--- TASK TO COMPLETE ---
Your task is to quote the material that follows, in full and exactly.

--- STORED RECORDS ---
──────────────────────────────
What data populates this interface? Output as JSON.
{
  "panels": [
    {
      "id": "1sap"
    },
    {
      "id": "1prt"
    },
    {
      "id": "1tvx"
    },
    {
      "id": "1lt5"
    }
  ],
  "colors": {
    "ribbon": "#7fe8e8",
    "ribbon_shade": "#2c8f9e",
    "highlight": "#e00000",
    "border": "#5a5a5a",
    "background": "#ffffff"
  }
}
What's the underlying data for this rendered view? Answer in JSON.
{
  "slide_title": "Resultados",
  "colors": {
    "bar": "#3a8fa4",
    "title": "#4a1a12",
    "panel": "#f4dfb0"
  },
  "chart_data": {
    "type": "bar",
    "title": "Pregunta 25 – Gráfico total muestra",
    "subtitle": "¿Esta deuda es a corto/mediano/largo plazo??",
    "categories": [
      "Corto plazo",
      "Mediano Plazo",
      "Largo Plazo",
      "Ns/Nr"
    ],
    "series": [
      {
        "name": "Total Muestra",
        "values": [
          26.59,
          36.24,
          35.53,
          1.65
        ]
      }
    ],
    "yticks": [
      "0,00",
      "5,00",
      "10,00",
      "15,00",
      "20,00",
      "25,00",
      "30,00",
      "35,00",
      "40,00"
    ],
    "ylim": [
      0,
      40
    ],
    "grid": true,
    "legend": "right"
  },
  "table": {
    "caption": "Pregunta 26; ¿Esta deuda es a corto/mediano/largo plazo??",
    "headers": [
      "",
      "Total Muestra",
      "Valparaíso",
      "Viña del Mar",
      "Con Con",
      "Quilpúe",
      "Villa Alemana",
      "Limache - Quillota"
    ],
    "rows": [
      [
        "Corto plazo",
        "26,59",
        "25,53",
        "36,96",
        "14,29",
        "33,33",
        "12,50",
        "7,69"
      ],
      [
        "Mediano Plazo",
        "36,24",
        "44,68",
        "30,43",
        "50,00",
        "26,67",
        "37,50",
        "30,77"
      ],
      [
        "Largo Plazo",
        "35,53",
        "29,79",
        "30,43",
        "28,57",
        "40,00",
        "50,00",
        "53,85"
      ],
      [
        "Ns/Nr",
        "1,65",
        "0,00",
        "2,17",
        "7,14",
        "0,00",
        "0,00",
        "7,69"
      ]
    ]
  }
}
──────────────────────────────
--- OUTPUT FOR THIS EXERCISE ---
What data populates this interface? Output as JSON.
{
  "panels": [
    {
      "id": "1sap"
    },
    {
      "id": "1prt"
    },
    {
      "id": "1tvx"
    },
    {
      "id": "1lt5"
    }
  ],
  "colors": {
    "ribbon": "#7fe8e8",
    "ribbon_shade": "#2c8f9e",
    "highlight": "#e00000",
    "border": "#5a5a5a",
    "background": "#ffffff"
  }
}
What's the underlying data for this rendered view? Answer in JSON.
{
  "slide_title": "Resultados",
  "colors": {
    "bar": "#3a8fa4",
    "title": "#4a1a12",
    "panel": "#f4dfb0"
  },
  "chart_data": {
    "type": "bar",
    "title": "Pregunta 25 – Gráfico total muestra",
    "subtitle": "¿Esta deuda es a corto/mediano/largo plazo??",
    "categories": [
      "Corto plazo",
      "Mediano Plazo",
      "Largo Plazo",
      "Ns/Nr"
    ],
    "series": [
      {
        "name": "Total Muestra",
        "values": [
          26.59,
          36.24,
          35.53,
          1.65
        ]
      }
    ],
    "yticks": [
      "0,00",
      "5,00",
      "10,00",
      "15,00",
      "20,00",
      "25,00",
      "30,00",
      "35,00",
      "40,00"
    ],
    "ylim": [
      0,
      40
    ],
    "grid": true,
    "legend": "right"
  },
  "table": {
    "caption": "Pregunta 26; ¿Esta deuda es a corto/mediano/largo plazo??",
    "headers": [
      "",
      "Total Muestra",
      "Valparaíso",
      "Viña del Mar",
      "Con Con",
      "Quilpúe",
      "Villa Alemana",
      "Limache - Quillota"
    ],
    "rows": [
      [
        "Corto plazo",
        "26,59",
        "25,53",
        "36,96",
        "14,29",
        "33,33",
        "12,50",
        "7,69"
      ],
      [
        "Mediano Plazo",
        "36,24",
        "44,68",
        "30,43",
        "50,00",
        "26,67",
        "37,50",
        "30,77"
      ],
      [
        "Largo Plazo",
        "35,53",
        "29,79",
        "30,43",
        "28,57",
        "40,00",
        "50,00",
        "53,85"
      ],
      [
        "Ns/Nr",
        "1,65",
        "0,00",
        "2,17",
        "7,14",
        "0,00",
        "0,00",
        "7,69"
      ]
    ]
  }
}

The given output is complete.